Given exercise – Exclude images, then output the remaining data verbatim.

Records
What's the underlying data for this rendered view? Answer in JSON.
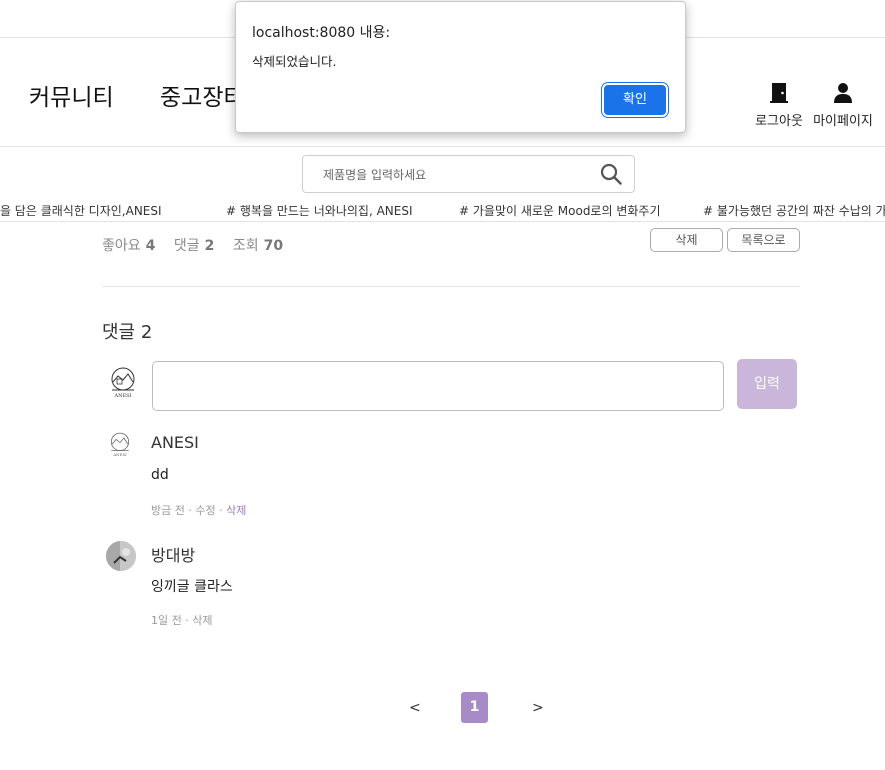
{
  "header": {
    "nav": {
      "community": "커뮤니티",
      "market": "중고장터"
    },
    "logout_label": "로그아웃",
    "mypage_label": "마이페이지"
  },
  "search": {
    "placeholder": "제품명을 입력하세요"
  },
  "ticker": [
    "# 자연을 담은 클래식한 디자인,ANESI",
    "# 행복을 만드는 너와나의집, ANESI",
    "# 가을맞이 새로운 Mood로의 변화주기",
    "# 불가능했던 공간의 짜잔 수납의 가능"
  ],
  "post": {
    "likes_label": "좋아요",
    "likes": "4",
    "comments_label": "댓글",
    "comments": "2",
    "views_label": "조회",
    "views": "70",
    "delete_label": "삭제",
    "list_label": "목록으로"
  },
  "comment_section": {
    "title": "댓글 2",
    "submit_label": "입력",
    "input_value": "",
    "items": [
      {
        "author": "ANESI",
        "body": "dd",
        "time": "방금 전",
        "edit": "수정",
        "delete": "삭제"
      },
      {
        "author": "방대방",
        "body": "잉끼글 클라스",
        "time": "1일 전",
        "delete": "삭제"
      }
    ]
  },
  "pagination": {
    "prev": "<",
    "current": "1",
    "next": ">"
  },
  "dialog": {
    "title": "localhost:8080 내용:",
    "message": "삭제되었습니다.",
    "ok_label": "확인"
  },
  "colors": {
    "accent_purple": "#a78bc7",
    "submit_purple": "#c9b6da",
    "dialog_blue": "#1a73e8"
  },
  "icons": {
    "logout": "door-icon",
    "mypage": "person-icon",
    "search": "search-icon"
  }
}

Task result –
What's the underlying data for this rendered view? Answer in JSON.
{
  "header": {
    "nav": {
      "community": "커뮤니티",
      "market": "중고장터"
    },
    "logout_label": "로그아웃",
    "mypage_label": "마이페이지"
  },
  "search": {
    "placeholder": "제품명을 입력하세요"
  },
  "ticker": [
    "# 자연을 담은 클래식한 디자인,ANESI",
    "# 행복을 만드는 너와나의집, ANESI",
    "# 가을맞이 새로운 Mood로의 변화주기",
    "# 불가능했던 공간의 짜잔 수납의 가능"
  ],
  "post": {
    "likes_label": "좋아요",
    "likes": "4",
    "comments_label": "댓글",
    "comments": "2",
    "views_label": "조회",
    "views": "70",
    "delete_label": "삭제",
    "list_label": "목록으로"
  },
  "comment_section": {
    "title": "댓글 2",
    "submit_label": "입력",
    "input_value": "",
    "items": [
      {
        "author": "ANESI",
        "body": "dd",
        "time": "방금 전",
        "edit": "수정",
        "delete": "삭제"
      },
      {
        "author": "방대방",
        "body": "잉끼글 클라스",
        "time": "1일 전",
        "delete": "삭제"
      }
    ]
  },
  "pagination": {
    "prev": "<",
    "current": "1",
    "next": ">"
  },
  "dialog": {
    "title": "localhost:8080 내용:",
    "message": "삭제되었습니다.",
    "ok_label": "확인"
  },
  "colors": {
    "accent_purple": "#a78bc7",
    "submit_purple": "#c9b6da",
    "dialog_blue": "#1a73e8"
  },
  "icons": {
    "logout": "door-icon",
    "mypage": "person-icon",
    "search": "search-icon"
  }
}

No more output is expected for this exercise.